### Your assignment
Your answer should be one number: the count of lines below that contain "white".

══ Input for this task ══

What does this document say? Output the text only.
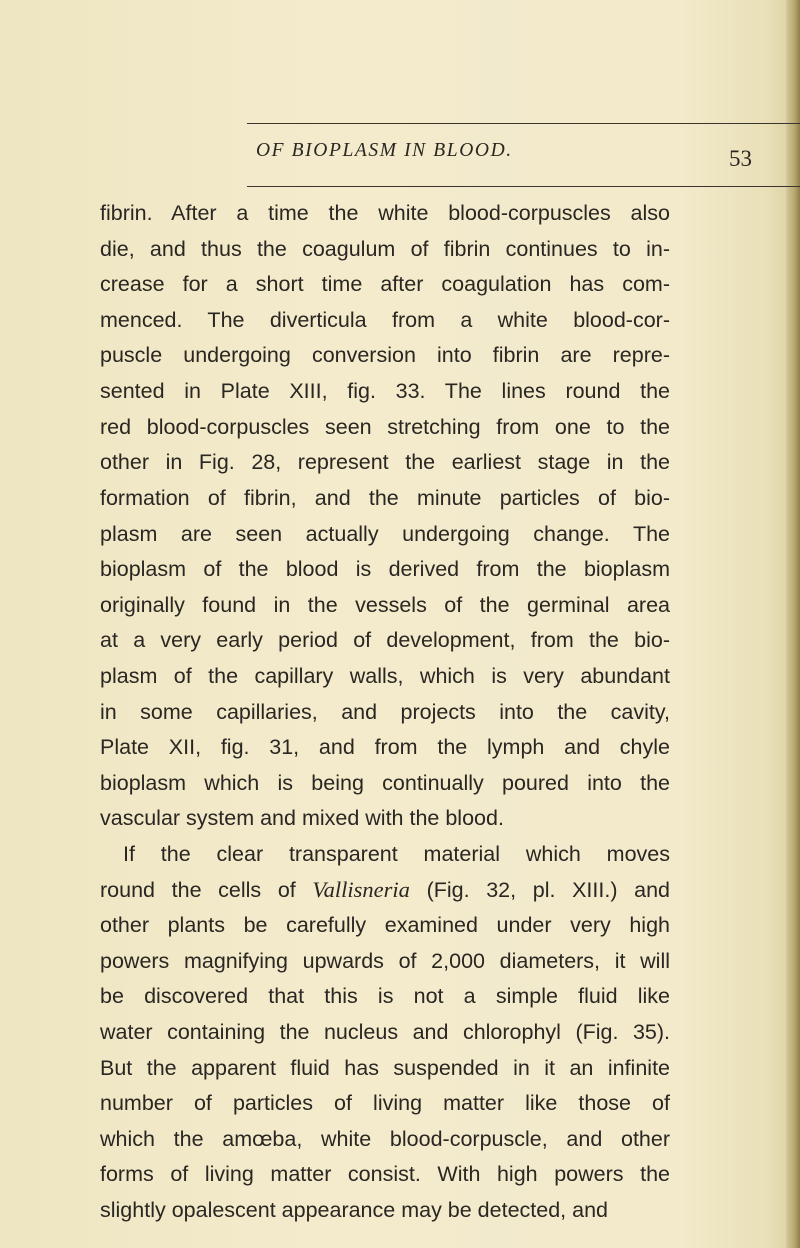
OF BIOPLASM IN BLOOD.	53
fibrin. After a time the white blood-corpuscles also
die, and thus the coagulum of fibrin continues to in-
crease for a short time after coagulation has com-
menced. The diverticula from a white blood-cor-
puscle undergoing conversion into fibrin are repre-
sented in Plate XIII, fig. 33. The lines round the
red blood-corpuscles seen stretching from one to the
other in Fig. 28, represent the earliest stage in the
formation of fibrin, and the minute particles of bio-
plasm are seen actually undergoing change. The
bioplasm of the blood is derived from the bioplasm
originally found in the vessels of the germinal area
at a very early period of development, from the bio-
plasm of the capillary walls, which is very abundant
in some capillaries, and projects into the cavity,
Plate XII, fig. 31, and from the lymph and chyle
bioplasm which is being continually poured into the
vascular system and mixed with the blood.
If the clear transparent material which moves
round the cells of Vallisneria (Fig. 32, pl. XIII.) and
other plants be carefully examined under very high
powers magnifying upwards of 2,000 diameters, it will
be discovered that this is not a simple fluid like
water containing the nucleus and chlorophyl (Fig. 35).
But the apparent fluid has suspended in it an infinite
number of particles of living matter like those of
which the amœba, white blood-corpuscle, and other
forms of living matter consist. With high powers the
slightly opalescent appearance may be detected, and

═══

### Response area
3